TASK PROMPT:
Find the lines below that contain the string "частями". Copy each one.

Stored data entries
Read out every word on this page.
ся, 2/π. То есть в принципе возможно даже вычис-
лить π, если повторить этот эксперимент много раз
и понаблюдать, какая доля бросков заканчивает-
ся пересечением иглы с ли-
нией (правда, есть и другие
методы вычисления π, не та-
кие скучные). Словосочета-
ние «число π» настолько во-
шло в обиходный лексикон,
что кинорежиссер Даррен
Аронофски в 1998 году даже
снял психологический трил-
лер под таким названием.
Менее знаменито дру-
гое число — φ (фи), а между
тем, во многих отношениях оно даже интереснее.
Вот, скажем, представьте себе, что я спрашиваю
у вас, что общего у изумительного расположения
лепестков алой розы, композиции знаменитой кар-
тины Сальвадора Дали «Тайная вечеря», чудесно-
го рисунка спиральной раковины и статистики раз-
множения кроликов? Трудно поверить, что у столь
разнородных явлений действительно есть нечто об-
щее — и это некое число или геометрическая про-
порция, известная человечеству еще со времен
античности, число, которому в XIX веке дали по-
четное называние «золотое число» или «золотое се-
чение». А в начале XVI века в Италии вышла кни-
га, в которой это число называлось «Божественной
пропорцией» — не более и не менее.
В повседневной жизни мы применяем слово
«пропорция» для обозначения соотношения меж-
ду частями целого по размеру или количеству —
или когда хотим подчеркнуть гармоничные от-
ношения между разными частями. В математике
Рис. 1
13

WRITTEN ANSWER:
ду частями целого по размеру или количеству —
ношения между разными частями. В математике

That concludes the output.